**THE PROBLEM**
Count the lines below that contain the word "stelle", and report only that number.

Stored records
+++
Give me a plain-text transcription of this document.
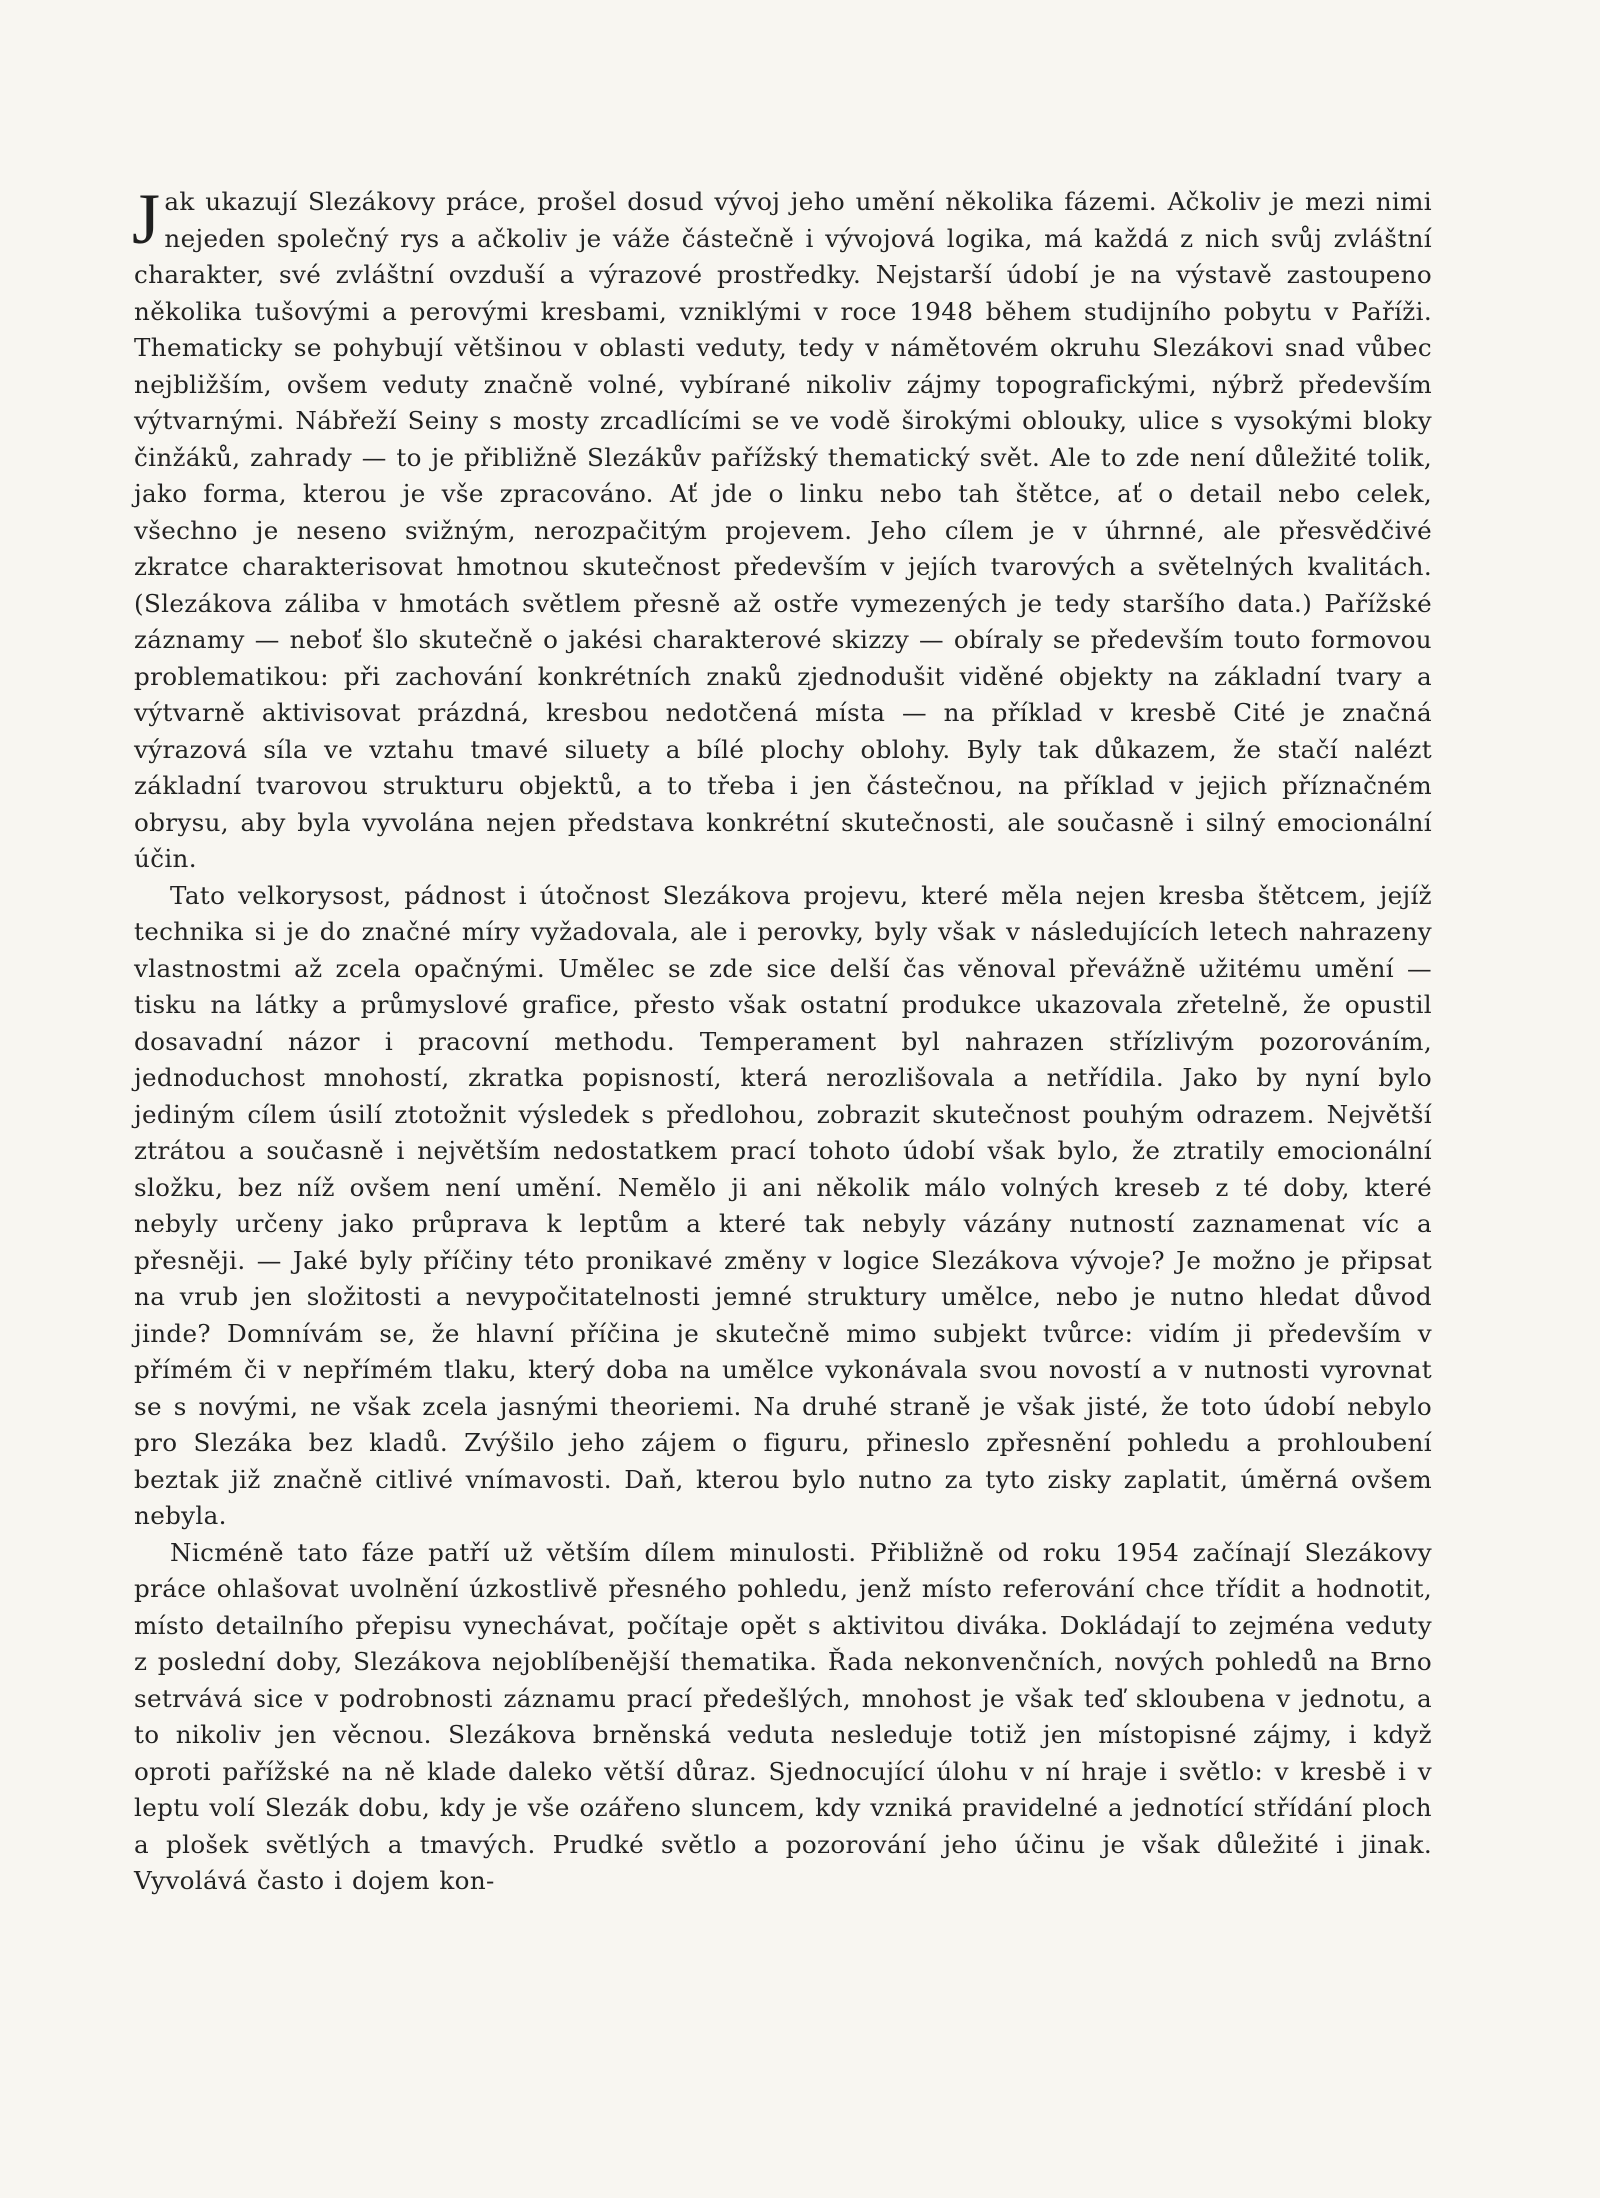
Jak ukazují Slezákovy práce, prošel dosud vývoj jeho umění několika fázemi. Ačkoliv je mezi nimi nejeden společný rys a ačkoliv je váže částečně i vývojová logika, má každá z nich svůj zvláštní charakter, své zvláštní ovzduší a výrazové prostředky. Nejstarší údobí je na výstavě zastoupeno několika tušovými a perovými kresbami, vzniklými v roce 1948 během studijního pobytu v Paříži. Thematicky se pohybují většinou v oblasti veduty, tedy v námětovém okruhu Slezákovi snad vůbec nejbližším, ovšem veduty značně volné, vybírané nikoliv zájmy topografickými, nýbrž především výtvarnými. Nábřeží Seiny s mosty zrcadlícími se ve vodě širokými oblouky, ulice s vysokými bloky činžáků, zahrady — to je přibližně Slezákův pařížský thematický svět. Ale to zde není důležité tolik, jako forma, kterou je vše zpracováno. Ať jde o linku nebo tah štětce, ať o detail nebo celek, všechno je neseno svižným, nerozpačitým projevem. Jeho cílem je v úhrnné, ale přesvědčivé zkratce charakterisovat hmotnou skutečnost především v jejích tvarových a světelných kvalitách. (Slezákova záliba v hmotách světlem přesně až ostře vymezených je tedy staršího data.) Pařížské záznamy — neboť šlo skutečně o jakési charakterové skizzy — obíraly se především touto formovou problematikou: při zachování konkrétních znaků zjednodušit viděné objekty na základní tvary a výtvarně aktivisovat prázdná, kresbou nedotčená místa — na příklad v kresbě Cité je značná výrazová síla ve vztahu tmavé siluety a bílé plochy oblohy. Byly tak důkazem, že stačí nalézt základní tvarovou strukturu objektů, a to třeba i jen částečnou, na příklad v jejich příznačném obrysu, aby byla vyvolána nejen představa konkrétní skutečnosti, ale současně i silný emocionální účin.

Tato velkorysost, pádnost i útočnost Slezákova projevu, které měla nejen kresba štětcem, jejíž technika si je do značné míry vyžadovala, ale i perovky, byly však v následujících letech nahrazeny vlastnostmi až zcela opačnými. Umělec se zde sice delší čas věnoval převážně užitému umění — tisku na látky a průmyslové grafice, přesto však ostatní produkce ukazovala zřetelně, že opustil dosavadní názor i pracovní methodu. Temperament byl nahrazen střízlivým pozorováním, jednoduchost mnohostí, zkratka popisností, která nerozlišovala a netřídila. Jako by nyní bylo jediným cílem úsilí ztotožnit výsledek s předlohou, zobrazit skutečnost pouhým odrazem. Největší ztrátou a současně i největším nedostatkem prací tohoto údobí však bylo, že ztratily emocionální složku, bez níž ovšem není umění. Nemělo ji ani několik málo volných kreseb z té doby, které nebyly určeny jako průprava k leptům a které tak nebyly vázány nutností zaznamenat víc a přesněji. — Jaké byly příčiny této pronikavé změny v logice Slezákova vývoje? Je možno je připsat na vrub jen složitosti a nevypočitatelnosti jemné struktury umělce, nebo je nutno hledat důvod jinde? Domnívám se, že hlavní příčina je skutečně mimo subjekt tvůrce: vidím ji především v přímém či v nepřímém tlaku, který doba na umělce vykonávala svou novostí a v nutnosti vyrovnat se s novými, ne však zcela jasnými theoriemi. Na druhé straně je však jisté, že toto údobí nebylo pro Slezáka bez kladů. Zvýšilo jeho zájem o figuru, přineslo zpřesnění pohledu a prohloubení beztak již značně citlivé vnímavosti. Daň, kterou bylo nutno za tyto zisky zaplatit, úměrná ovšem nebyla.

Nicméně tato fáze patří už větším dílem minulosti. Přibližně od roku 1954 začínají Slezákovy práce ohlašovat uvolnění úzkostlivě přesného pohledu, jenž místo referování chce třídit a hodnotit, místo detailního přepisu vynechávat, počítaje opět s aktivitou diváka. Dokládají to zejména veduty z poslední doby, Slezákova nejoblíbenější thematika. Řada nekonvenčních, nových pohledů na Brno setrvává sice v podrobnosti záznamu prací předešlých, mnohost je však teď skloubena v jednotu, a to nikoliv jen věcnou. Slezákova brněnská veduta nesleduje totiž jen místopisné zájmy, i když oproti pařížské na ně klade daleko větší důraz. Sjednocující úlohu v ní hraje i světlo: v kresbě i v leptu volí Slezák dobu, kdy je vše ozářeno sluncem, kdy vzniká pravidelné a jednotící střídání ploch a plošek světlých a tmavých. Prudké světlo a pozorování jeho účinu je však důležité i jinak. Vyvolává často i dojem kon-
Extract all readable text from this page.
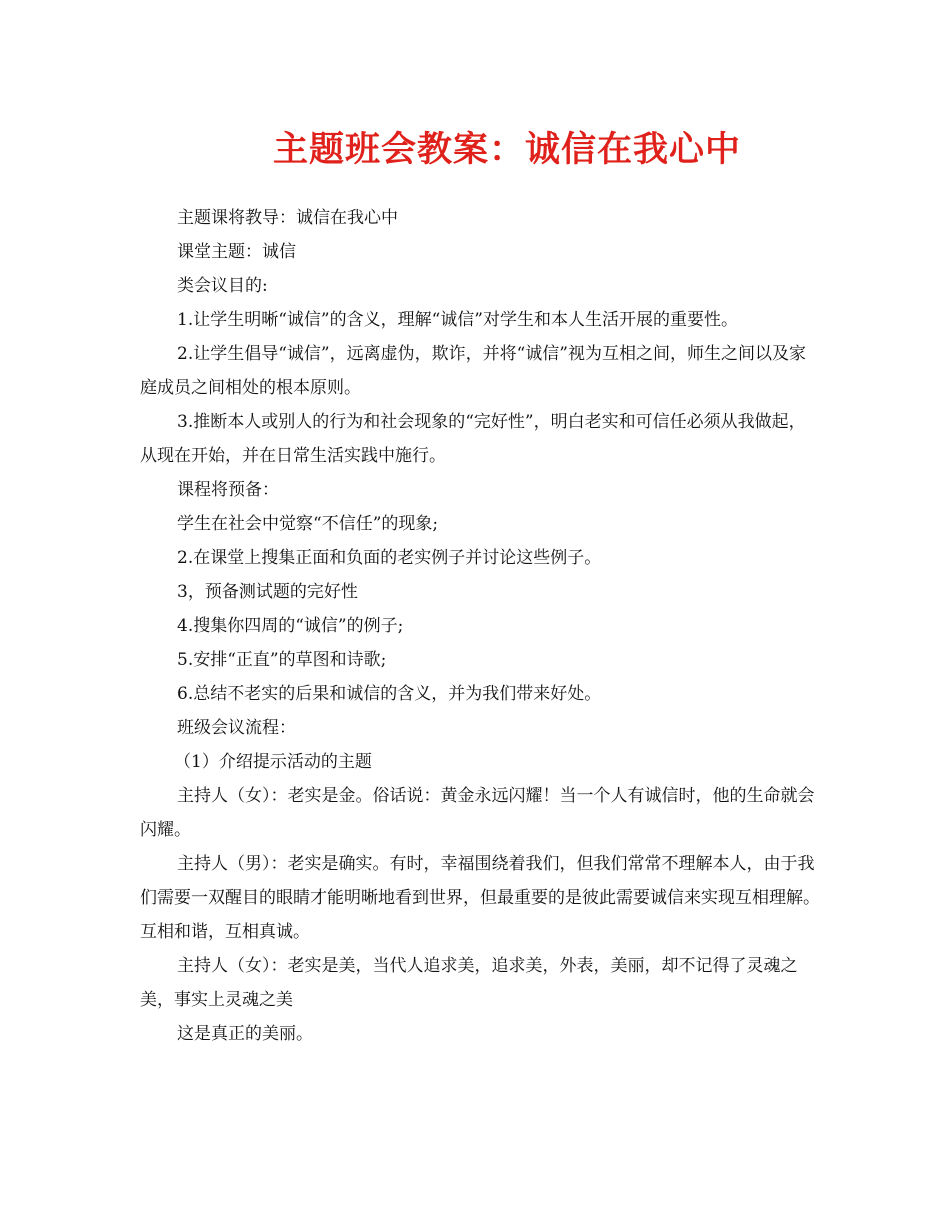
主题班会教案：诚信在我心中

主题课将教导：诚信在我心中

课堂主题：诚信

类会议目的:

1.让学生明晰“诚信”的含义，理解“诚信”对学生和本人生活开展的重要性。

2.让学生倡导“诚信”，远离虚伪，欺诈，并将“诚信”视为互相之间，师生之间以及家庭成员之间相处的根本原则。

3.推断本人或别人的行为和社会现象的“完好性”，明白老实和可信任必须从我做起，从现在开始，并在日常生活实践中施行。

课程将预备：

学生在社会中觉察“不信任”的现象;

2.在课堂上搜集正面和负面的老实例子并讨论这些例子。

3，预备测试题的完好性

4.搜集你四周的“诚信”的例子;

5.安排“正直”的草图和诗歌;

6.总结不老实的后果和诚信的含义，并为我们带来好处。

班级会议流程：

（1）介绍提示活动的主题

主持人（女）：老实是金。俗话说：黄金永远闪耀！当一个人有诚信时，他的生命就会闪耀。

主持人（男）：老实是确实。有时，幸福围绕着我们，但我们常常不理解本人，由于我们需要一双醒目的眼睛才能明晰地看到世界，但最重要的是彼此需要诚信来实现互相理解。互相和谐，互相真诚。

主持人（女）：老实是美，当代人追求美，追求美，外表，美丽，却不记得了灵魂之美，事实上灵魂之美

这是真正的美丽。
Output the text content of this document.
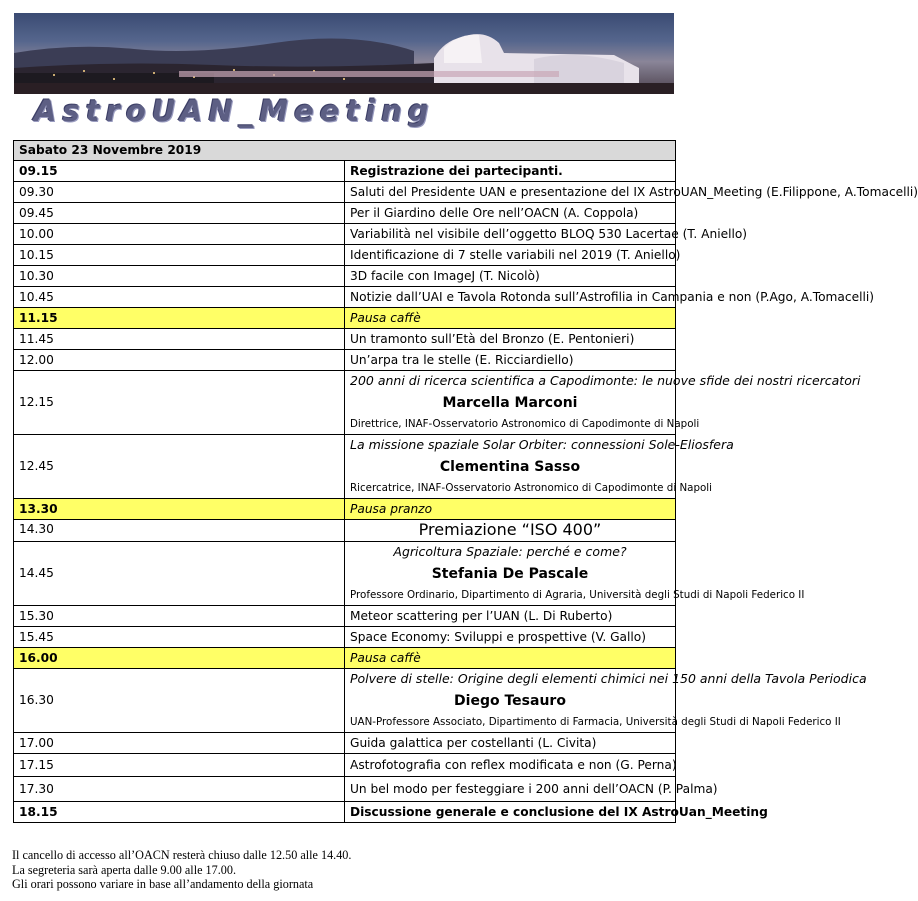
AstroUAN_Meeting
Sabato 23 Novembre 2019	
09.15	Registrazione dei partecipanti.
09.30	Saluti del Presidente UAN e presentazione del IX AstroUAN_Meeting (E.Filippone, A.Tomacelli)
09.45	Per il Giardino delle Ore nell’OACN (A. Coppola)
10.00	Variabilità nel visibile dell’oggetto BLOQ 530 Lacertae (T. Aniello)
10.15	Identificazione di 7 stelle variabili nel 2019 (T. Aniello)
10.30	3D facile con ImageJ (T. Nicolò)
10.45	Notizie dall’UAI e Tavola Rotonda sull’Astrofilia in Campania e non (P.Ago, A.Tomacelli)
11.15	Pausa caffè
11.45	Un tramonto sull’Età del Bronzo (E. Pentonieri)
12.00	Un’arpa tra le stelle (E. Ricciardiello)
12.15	200 anni di ricerca scientifica a Capodimonte: le nuove sfide dei nostri ricercatori
Marcella Marconi
Direttrice, INAF-Osservatorio Astronomico di Capodimonte di Napoli

12.45	La missione spaziale Solar Orbiter: connessioni Sole-Eliosfera
Clementina Sasso
Ricercatrice, INAF-Osservatorio Astronomico di Capodimonte di Napoli

13.30	Pausa pranzo
14.30	Premiazione “ISO 400”
14.45	Agricoltura Spaziale: perché e come?
Stefania De Pascale
Professore Ordinario, Dipartimento di Agraria, Università degli Studi di Napoli Federico II

15.30	Meteor scattering per l’UAN (L. Di Ruberto)
15.45	Space Economy: Sviluppi e prospettive (V. Gallo)
16.00	Pausa caffè
16.30	Polvere di stelle: Origine degli elementi chimici nei 150 anni della Tavola Periodica
Diego Tesauro
UAN-Professore Associato, Dipartimento di Farmacia, Università degli Studi di Napoli Federico II

17.00	Guida galattica per costellanti (L. Civita)
17.15	Astrofotografia con reflex modificata e non (G. Perna)
17.30	Un bel modo per festeggiare i 200 anni dell’OACN (P. Palma)
18.15	Discussione generale e conclusione del IX AstroUan_Meeting
Il cancello di accesso all’OACN resterà chiuso dalle 12.50 alle 14.40.
La segreteria sarà aperta dalle 9.00 alle 17.00.
Gli orari possono variare in base all’andamento della giornata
+++
**RESPONSE TO THIS TASK**
3